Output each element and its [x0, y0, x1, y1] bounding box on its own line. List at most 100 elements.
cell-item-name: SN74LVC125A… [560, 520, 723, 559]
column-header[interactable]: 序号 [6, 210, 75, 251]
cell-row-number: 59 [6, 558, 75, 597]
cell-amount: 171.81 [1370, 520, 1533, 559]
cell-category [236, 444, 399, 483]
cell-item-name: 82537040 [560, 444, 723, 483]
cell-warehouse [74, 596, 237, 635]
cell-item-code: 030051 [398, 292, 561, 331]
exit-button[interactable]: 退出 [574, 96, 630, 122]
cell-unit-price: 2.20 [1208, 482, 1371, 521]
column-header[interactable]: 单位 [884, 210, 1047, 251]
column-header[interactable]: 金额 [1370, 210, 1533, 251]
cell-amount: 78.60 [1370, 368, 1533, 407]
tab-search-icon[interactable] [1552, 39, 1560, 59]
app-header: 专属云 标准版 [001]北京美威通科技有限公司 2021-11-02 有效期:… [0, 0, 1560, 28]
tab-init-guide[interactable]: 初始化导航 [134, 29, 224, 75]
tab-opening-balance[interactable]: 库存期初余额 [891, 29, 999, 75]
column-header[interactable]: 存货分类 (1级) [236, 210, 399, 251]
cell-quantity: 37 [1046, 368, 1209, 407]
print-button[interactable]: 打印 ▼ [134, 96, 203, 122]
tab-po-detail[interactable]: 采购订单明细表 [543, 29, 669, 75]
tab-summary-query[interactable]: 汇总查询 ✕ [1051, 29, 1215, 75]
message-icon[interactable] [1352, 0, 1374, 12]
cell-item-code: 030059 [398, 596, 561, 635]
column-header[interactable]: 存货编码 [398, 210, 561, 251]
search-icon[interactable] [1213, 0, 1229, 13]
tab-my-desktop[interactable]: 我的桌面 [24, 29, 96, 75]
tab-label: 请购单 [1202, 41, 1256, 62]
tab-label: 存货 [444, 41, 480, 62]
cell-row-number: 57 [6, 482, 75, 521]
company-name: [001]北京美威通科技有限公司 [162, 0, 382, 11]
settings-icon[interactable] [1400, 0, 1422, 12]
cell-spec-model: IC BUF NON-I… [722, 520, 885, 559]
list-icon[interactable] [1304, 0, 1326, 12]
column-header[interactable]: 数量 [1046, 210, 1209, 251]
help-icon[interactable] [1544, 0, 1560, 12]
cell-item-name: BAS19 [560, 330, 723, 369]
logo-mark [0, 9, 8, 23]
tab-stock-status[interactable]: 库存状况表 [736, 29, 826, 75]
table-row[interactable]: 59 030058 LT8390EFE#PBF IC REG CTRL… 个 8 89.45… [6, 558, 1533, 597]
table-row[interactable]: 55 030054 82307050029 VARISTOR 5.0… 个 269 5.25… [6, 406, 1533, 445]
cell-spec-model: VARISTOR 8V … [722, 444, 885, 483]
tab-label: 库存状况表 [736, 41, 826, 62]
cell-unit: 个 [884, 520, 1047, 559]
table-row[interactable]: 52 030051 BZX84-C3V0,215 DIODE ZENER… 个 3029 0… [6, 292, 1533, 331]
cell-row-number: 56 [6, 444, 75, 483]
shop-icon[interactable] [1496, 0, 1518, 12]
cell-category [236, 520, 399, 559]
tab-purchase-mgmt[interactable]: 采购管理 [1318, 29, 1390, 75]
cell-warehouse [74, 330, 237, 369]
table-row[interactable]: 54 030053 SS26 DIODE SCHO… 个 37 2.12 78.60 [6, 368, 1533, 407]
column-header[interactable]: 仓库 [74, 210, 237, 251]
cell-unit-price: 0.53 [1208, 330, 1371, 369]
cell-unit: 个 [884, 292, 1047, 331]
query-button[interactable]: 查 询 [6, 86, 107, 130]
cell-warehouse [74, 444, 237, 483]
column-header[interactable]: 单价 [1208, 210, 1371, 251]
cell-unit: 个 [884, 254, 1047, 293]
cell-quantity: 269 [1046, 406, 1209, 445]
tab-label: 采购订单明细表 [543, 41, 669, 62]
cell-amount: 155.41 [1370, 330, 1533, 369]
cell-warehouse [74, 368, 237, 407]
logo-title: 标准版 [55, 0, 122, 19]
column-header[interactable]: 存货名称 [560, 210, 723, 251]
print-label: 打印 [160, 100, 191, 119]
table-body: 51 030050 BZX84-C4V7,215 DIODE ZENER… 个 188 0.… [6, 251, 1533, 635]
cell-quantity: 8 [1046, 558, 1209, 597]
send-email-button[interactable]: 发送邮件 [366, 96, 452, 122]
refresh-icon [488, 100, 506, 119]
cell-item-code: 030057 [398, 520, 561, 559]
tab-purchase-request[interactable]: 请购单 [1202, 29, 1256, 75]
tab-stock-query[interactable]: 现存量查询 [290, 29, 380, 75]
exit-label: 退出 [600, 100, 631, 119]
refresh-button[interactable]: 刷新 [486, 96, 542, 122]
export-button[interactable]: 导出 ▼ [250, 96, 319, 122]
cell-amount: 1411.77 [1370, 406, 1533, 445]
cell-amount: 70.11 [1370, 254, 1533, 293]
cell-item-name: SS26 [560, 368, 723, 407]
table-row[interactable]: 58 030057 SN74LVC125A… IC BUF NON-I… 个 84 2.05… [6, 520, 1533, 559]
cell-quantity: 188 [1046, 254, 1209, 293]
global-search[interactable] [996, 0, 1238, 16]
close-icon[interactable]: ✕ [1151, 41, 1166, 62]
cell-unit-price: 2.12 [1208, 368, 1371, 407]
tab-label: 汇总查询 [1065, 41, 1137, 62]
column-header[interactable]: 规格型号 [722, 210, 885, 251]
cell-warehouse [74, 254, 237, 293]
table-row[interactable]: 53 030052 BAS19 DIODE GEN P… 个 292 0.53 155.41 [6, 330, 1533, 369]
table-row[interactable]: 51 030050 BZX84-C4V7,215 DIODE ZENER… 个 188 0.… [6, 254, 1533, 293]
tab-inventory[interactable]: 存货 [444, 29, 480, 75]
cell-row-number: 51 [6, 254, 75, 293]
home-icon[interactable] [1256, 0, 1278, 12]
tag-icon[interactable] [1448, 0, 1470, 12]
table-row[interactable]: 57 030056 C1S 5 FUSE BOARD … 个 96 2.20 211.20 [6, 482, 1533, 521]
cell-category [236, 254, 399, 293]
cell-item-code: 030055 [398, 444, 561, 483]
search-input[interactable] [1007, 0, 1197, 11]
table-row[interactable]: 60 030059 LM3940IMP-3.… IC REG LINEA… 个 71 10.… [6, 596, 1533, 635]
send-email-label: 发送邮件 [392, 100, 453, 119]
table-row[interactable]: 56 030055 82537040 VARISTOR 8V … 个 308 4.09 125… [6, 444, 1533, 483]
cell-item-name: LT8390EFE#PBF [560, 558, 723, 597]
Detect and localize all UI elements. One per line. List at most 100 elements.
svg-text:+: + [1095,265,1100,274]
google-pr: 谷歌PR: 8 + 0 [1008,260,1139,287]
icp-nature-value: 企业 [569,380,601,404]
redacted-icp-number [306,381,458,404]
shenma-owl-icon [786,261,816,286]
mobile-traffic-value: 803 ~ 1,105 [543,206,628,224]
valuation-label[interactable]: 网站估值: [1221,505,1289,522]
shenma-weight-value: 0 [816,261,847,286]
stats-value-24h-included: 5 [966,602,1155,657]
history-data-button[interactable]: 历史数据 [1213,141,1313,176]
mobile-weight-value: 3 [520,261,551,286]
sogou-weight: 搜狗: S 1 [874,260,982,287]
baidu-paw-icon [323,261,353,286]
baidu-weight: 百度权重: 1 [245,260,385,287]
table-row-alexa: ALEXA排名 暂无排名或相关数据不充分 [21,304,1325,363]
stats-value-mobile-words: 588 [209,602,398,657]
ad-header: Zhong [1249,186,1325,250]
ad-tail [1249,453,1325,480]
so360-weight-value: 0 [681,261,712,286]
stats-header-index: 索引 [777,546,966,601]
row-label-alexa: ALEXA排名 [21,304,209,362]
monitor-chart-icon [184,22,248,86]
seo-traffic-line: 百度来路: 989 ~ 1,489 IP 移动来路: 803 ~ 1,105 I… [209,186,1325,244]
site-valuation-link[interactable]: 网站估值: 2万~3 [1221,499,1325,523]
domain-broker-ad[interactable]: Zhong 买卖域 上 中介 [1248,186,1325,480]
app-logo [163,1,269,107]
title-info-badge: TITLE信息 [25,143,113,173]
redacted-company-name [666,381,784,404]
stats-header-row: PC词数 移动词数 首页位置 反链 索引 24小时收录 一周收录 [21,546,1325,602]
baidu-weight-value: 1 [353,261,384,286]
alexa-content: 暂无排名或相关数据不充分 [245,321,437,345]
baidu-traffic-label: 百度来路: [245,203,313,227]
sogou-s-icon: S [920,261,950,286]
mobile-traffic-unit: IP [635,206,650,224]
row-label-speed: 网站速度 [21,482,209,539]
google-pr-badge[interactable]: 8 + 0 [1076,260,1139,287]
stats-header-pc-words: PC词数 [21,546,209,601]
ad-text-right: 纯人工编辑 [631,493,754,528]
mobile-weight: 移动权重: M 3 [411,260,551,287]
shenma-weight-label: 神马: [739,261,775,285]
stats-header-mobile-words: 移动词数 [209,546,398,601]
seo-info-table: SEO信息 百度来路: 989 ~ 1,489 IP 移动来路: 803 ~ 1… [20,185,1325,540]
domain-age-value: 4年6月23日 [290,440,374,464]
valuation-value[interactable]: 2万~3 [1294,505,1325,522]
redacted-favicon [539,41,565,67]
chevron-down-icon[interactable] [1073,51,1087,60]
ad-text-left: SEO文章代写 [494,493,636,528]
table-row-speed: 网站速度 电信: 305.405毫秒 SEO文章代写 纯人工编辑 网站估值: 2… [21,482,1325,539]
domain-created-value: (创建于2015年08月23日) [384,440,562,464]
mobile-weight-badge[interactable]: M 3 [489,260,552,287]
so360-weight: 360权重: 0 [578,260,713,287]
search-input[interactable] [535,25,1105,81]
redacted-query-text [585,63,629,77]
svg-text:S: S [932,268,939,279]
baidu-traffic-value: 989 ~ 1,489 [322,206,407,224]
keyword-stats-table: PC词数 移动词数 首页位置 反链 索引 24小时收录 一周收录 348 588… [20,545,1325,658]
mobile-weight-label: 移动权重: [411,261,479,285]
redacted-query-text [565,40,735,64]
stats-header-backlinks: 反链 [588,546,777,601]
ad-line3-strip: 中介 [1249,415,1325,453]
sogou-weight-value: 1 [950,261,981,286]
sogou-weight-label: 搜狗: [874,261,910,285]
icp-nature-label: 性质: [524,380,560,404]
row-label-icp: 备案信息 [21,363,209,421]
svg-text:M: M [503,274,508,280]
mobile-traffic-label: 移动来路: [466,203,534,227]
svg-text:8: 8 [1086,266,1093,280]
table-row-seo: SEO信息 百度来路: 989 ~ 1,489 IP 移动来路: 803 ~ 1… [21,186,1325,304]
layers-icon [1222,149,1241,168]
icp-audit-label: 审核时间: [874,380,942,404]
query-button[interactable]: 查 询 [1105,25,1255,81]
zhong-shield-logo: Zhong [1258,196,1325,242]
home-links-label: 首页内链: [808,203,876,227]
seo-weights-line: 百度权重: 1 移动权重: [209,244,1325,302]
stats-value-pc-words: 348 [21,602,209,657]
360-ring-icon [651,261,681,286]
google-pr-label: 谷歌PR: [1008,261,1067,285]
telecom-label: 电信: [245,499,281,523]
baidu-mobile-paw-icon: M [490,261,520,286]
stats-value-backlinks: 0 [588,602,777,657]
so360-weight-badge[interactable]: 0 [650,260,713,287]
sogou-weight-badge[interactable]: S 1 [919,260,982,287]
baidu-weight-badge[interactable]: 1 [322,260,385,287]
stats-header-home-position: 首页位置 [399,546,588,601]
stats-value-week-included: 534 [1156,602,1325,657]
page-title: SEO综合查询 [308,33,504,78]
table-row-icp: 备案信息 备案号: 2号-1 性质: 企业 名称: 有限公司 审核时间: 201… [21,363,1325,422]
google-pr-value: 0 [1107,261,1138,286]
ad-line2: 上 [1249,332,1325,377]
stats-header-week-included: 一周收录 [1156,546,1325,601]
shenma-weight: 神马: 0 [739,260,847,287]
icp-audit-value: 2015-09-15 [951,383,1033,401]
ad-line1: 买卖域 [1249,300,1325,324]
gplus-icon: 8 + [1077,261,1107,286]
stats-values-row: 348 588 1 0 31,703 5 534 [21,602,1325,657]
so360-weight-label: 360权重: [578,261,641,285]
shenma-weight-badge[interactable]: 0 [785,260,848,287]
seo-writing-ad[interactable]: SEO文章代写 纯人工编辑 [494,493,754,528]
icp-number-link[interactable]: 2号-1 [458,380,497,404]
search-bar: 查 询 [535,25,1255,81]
+ + + + + + +
Transcribe the entries word for word, from the first line through the line that contains "tab-init-guide[interactable]: 初始化导航 [134, 29, 224, 75]", with that line included.

Output each element and its [x0, y0, x1, y1] bounding box on its own line. List at most 100 elements.
cell-item-name: SN74LVC125A… [560, 520, 723, 559]
column-header[interactable]: 序号 [6, 210, 75, 251]
cell-row-number: 59 [6, 558, 75, 597]
cell-amount: 171.81 [1370, 520, 1533, 559]
cell-category [236, 444, 399, 483]
cell-item-name: 82537040 [560, 444, 723, 483]
cell-warehouse [74, 596, 237, 635]
cell-item-code: 030051 [398, 292, 561, 331]
exit-button[interactable]: 退出 [574, 96, 630, 122]
cell-unit-price: 2.20 [1208, 482, 1371, 521]
column-header[interactable]: 单位 [884, 210, 1047, 251]
column-header[interactable]: 金额 [1370, 210, 1533, 251]
cell-amount: 78.60 [1370, 368, 1533, 407]
tab-search-icon[interactable] [1552, 39, 1560, 59]
app-header: 专属云 标准版 [001]北京美威通科技有限公司 2021-11-02 有效期:… [0, 0, 1560, 28]
tab-init-guide[interactable]: 初始化导航 [134, 29, 224, 75]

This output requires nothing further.